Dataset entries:

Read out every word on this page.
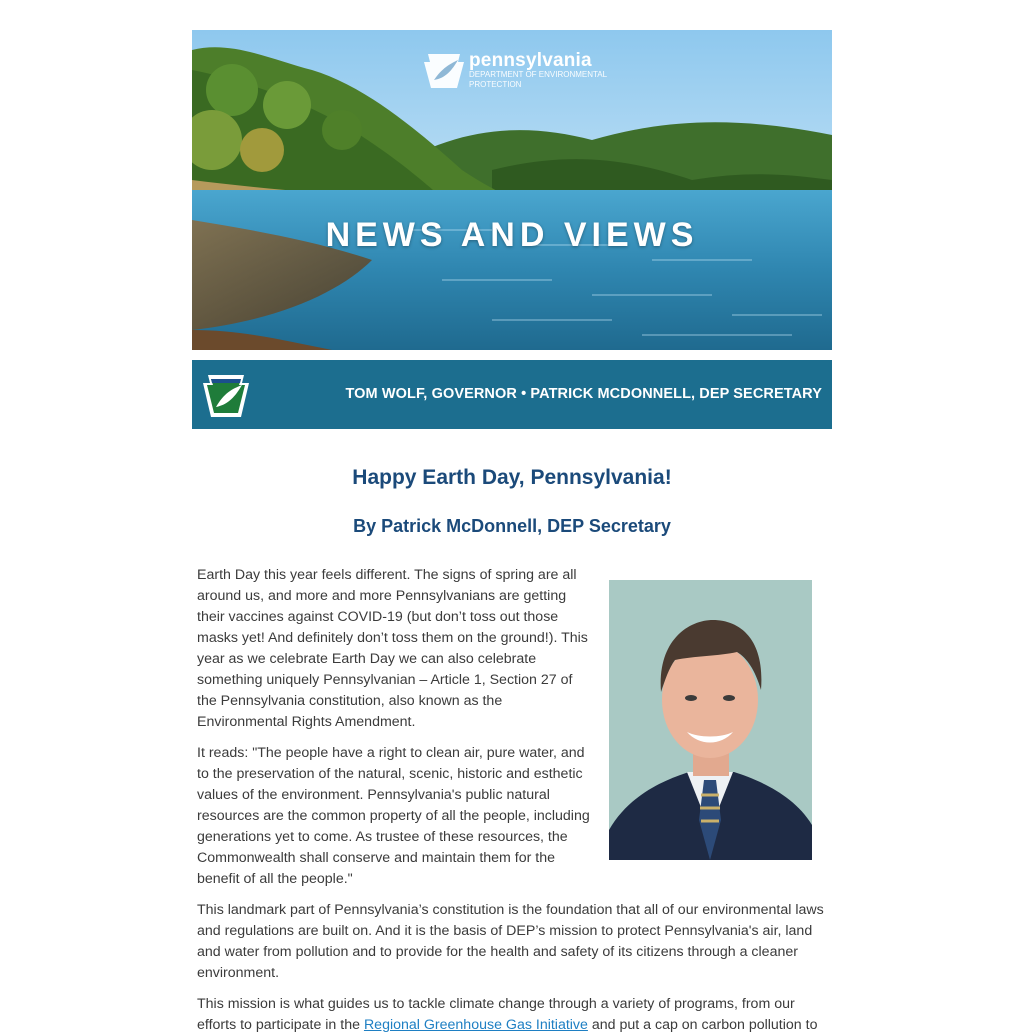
pennsylvania
DEPARTMENT OF ENVIRONMENTAL
PROTECTION
NEWS AND VIEWS
TOM WOLF, GOVERNOR • PATRICK MCDONNELL, DEP SECRETARY
Happy Earth Day, Pennsylvania!
By Patrick McDonnell, DEP Secretary

Earth Day this year feels different. The signs of spring are all around us, and more and more Pennsylvanians are getting their vaccines against COVID-19 (but don’t toss out those masks yet! And definitely don’t toss them on the ground!). This year as we celebrate Earth Day we can also celebrate something uniquely Pennsylvanian – Article 1, Section 27 of the Pennsylvania constitution, also known as the Environmental Rights Amendment.

It reads: "The people have a right to clean air, pure water, and to the preservation of the natural, scenic, historic and esthetic values of the environment. Pennsylvania's public natural resources are the common property of all the people, including generations yet to come. As trustee of these resources, the Commonwealth shall conserve and maintain them for the benefit of all the people."

This landmark part of Pennsylvania’s constitution is the foundation that all of our environmental laws and regulations are built on. And it is the basis of DEP’s mission to protect Pennsylvania's air, land and water from pollution and to provide for the health and safety of its citizens through a cleaner environment.

This mission is what guides us to tackle climate change through a variety of programs, from our efforts to participate in the Regional Greenhouse Gas Initiative and put a cap on carbon pollution to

**INSTRUCTIONS TO FOLLOW:**
Give the number of lines in the entries that include the string "water", and nothing more.

**PROBLEM SOLUTION:**
2